DIRECTIONS FOR THIS TASK –
Only the pictures are to be left out; the listing itself is repeated exactly.
(SUPPLIED DATA begins)
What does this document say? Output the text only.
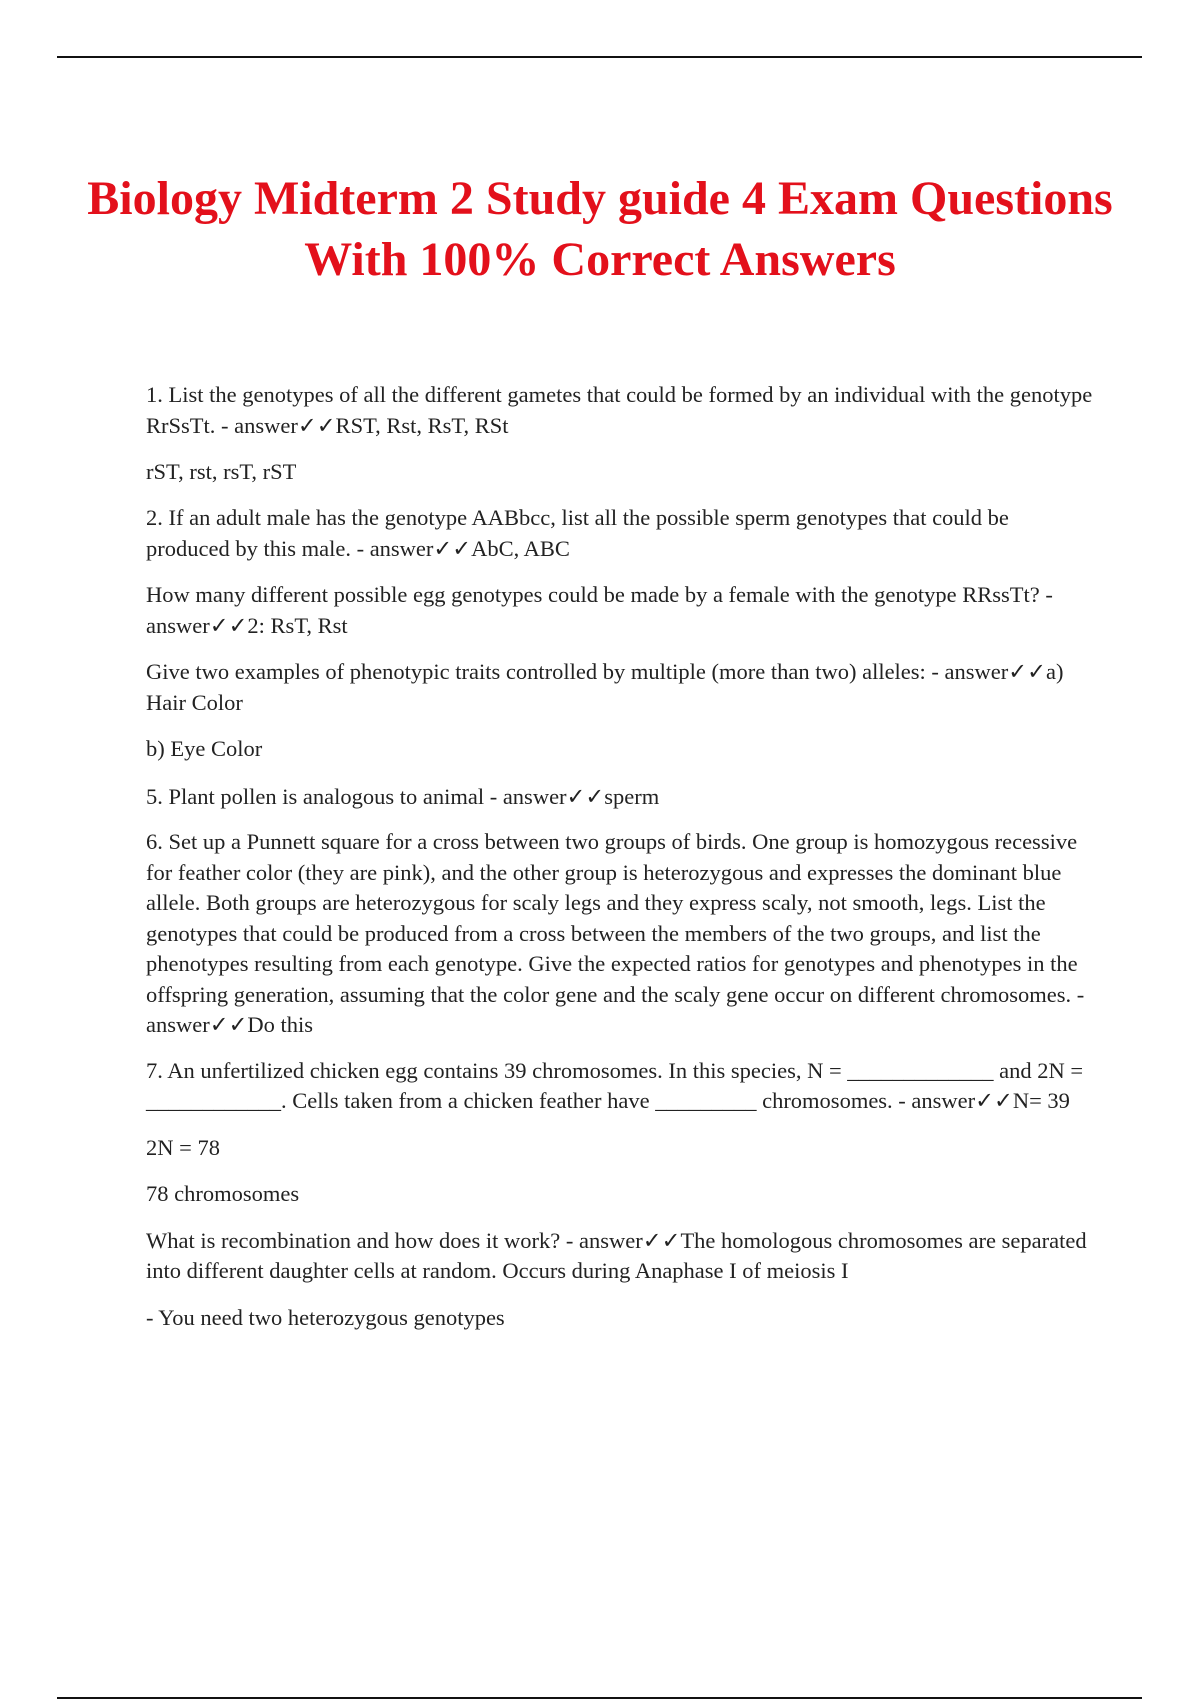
Biology Midterm 2 Study guide 4 Exam Questions With 100% Correct Answers

1. List the genotypes of all the different gametes that could be formed by an individual with the genotype RrSsTt. - answer✓✓RST, Rst, RsT, RSt

rST, rst, rsT, rST

2. If an adult male has the genotype AABbcc, list all the possible sperm genotypes that could be produced by this male. - answer✓✓AbC, ABC

How many different possible egg genotypes could be made by a female with the genotype RRssTt? - answer✓✓2: RsT, Rst

Give two examples of phenotypic traits controlled by multiple (more than two) alleles: - answer✓✓a) Hair Color

b) Eye Color

5. Plant pollen is analogous to animal - answer✓✓sperm

6. Set up a Punnett square for a cross between two groups of birds. One group is homozygous recessive for feather color (they are pink), and the other group is heterozygous and expresses the dominant blue allele. Both groups are heterozygous for scaly legs and they express scaly, not smooth, legs. List the genotypes that could be produced from a cross between the members of the two groups, and list the phenotypes resulting from each genotype. Give the expected ratios for genotypes and phenotypes in the offspring generation, assuming that the color gene and the scaly gene occur on different chromosomes. - answer✓✓Do this

7. An unfertilized chicken egg contains 39 chromosomes. In this species, N = _____________ and 2N = ____________. Cells taken from a chicken feather have _________ chromosomes. - answer✓✓N= 39

2N = 78

78 chromosomes

What is recombination and how does it work? - answer✓✓The homologous chromosomes are separated into different daughter cells at random. Occurs during Anaphase I of meiosis I

- You need two heterozygous genotypes
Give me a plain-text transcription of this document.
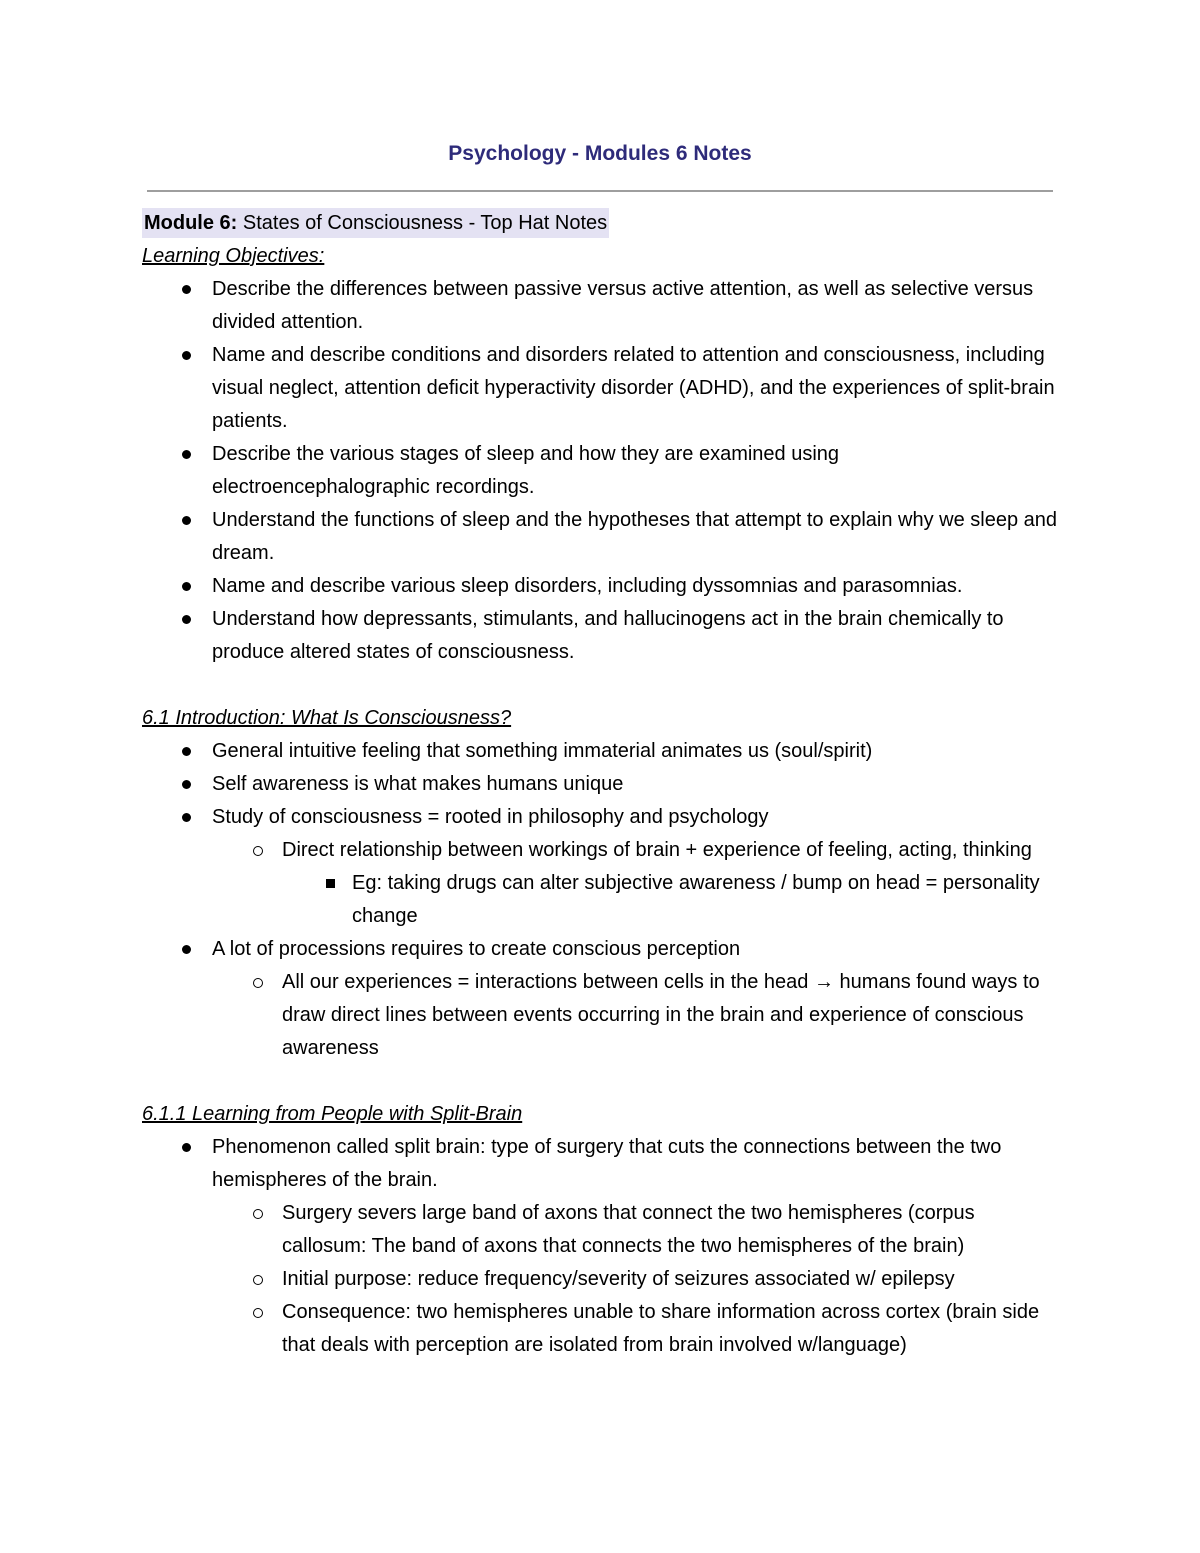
Psychology - Modules 6 Notes
Module 6: States of Consciousness - Top Hat Notes
Learning Objectives:
Describe the differences between passive versus active attention, as well as selective versus divided attention.
Name and describe conditions and disorders related to attention and consciousness, including visual neglect, attention deficit hyperactivity disorder (ADHD), and the experiences of split-brain patients.
Describe the various stages of sleep and how they are examined using electroencephalographic recordings.
Understand the functions of sleep and the hypotheses that attempt to explain why we sleep and dream.
Name and describe various sleep disorders, including dyssomnias and parasomnias.
Understand how depressants, stimulants, and hallucinogens act in the brain chemically to produce altered states of consciousness.
6.1 Introduction: What Is Consciousness?
General intuitive feeling that something immaterial animates us (soul/spirit)
Self awareness is what makes humans unique
Study of consciousness = rooted in philosophy and psychology
Direct relationship between workings of brain + experience of feeling, acting, thinking
Eg: taking drugs can alter subjective awareness / bump on head = personality change
A lot of processions requires to create conscious perception
All our experiences = interactions between cells in the head → humans found ways to draw direct lines between events occurring in the brain and experience of conscious awareness
6.1.1 Learning from People with Split-Brain
Phenomenon called split brain: type of surgery that cuts the connections between the two hemispheres of the brain.
Surgery severs large band of axons that connect the two hemispheres (corpus callosum: The band of axons that connects the two hemispheres of the brain)
Initial purpose: reduce frequency/severity of seizures associated w/ epilepsy
Consequence: two hemispheres unable to share information across cortex (brain side that deals with perception are isolated from brain involved w/language)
(SUPPLIED DATA ends)
EXERCISE SOLUTION –
What does this document say? Output the text only.
Biology Midterm 2 Study guide 4 Exam Questions With 100% Correct Answers

1. List the genotypes of all the different gametes that could be formed by an individual with the genotype RrSsTt. - answer✓✓RST, Rst, RsT, RSt

rST, rst, rsT, rST

2. If an adult male has the genotype AABbcc, list all the possible sperm genotypes that could be produced by this male. - answer✓✓AbC, ABC

How many different possible egg genotypes could be made by a female with the genotype RRssTt? - answer✓✓2: RsT, Rst

Give two examples of phenotypic traits controlled by multiple (more than two) alleles: - answer✓✓a) Hair Color

b) Eye Color

5. Plant pollen is analogous to animal - answer✓✓sperm

6. Set up a Punnett square for a cross between two groups of birds. One group is homozygous recessive for feather color (they are pink), and the other group is heterozygous and expresses the dominant blue allele. Both groups are heterozygous for scaly legs and they express scaly, not smooth, legs. List the genotypes that could be produced from a cross between the members of the two groups, and list the phenotypes resulting from each genotype. Give the expected ratios for genotypes and phenotypes in the offspring generation, assuming that the color gene and the scaly gene occur on different chromosomes. - answer✓✓Do this

7. An unfertilized chicken egg contains 39 chromosomes. In this species, N = _____________ and 2N = ____________. Cells taken from a chicken feather have _________ chromosomes. - answer✓✓N= 39

2N = 78

78 chromosomes

What is recombination and how does it work? - answer✓✓The homologous chromosomes are separated into different daughter cells at random. Occurs during Anaphase I of meiosis I

- You need two heterozygous genotypes
Give me a plain-text transcription of this document.
Psychology - Modules 6 Notes
Module 6: States of Consciousness - Top Hat Notes
Learning Objectives:
Describe the differences between passive versus active attention, as well as selective versus divided attention.
Name and describe conditions and disorders related to attention and consciousness, including visual neglect, attention deficit hyperactivity disorder (ADHD), and the experiences of split-brain patients.
Describe the various stages of sleep and how they are examined using electroencephalographic recordings.
Understand the functions of sleep and the hypotheses that attempt to explain why we sleep and dream.
Name and describe various sleep disorders, including dyssomnias and parasomnias.
Understand how depressants, stimulants, and hallucinogens act in the brain chemically to produce altered states of consciousness.
6.1 Introduction: What Is Consciousness?
General intuitive feeling that something immaterial animates us (soul/spirit)
Self awareness is what makes humans unique
Study of consciousness = rooted in philosophy and psychology
Direct relationship between workings of brain + experience of feeling, acting, thinking
Eg: taking drugs can alter subjective awareness / bump on head = personality change
A lot of processions requires to create conscious perception
All our experiences = interactions between cells in the head → humans found ways to draw direct lines between events occurring in the brain and experience of conscious awareness
6.1.1 Learning from People with Split-Brain
Phenomenon called split brain: type of surgery that cuts the connections between the two hemispheres of the brain.
Surgery severs large band of axons that connect the two hemispheres (corpus callosum: The band of axons that connects the two hemispheres of the brain)
Initial purpose: reduce frequency/severity of seizures associated w/ epilepsy
Consequence: two hemispheres unable to share information across cortex (brain side that deals with perception are isolated from brain involved w/language)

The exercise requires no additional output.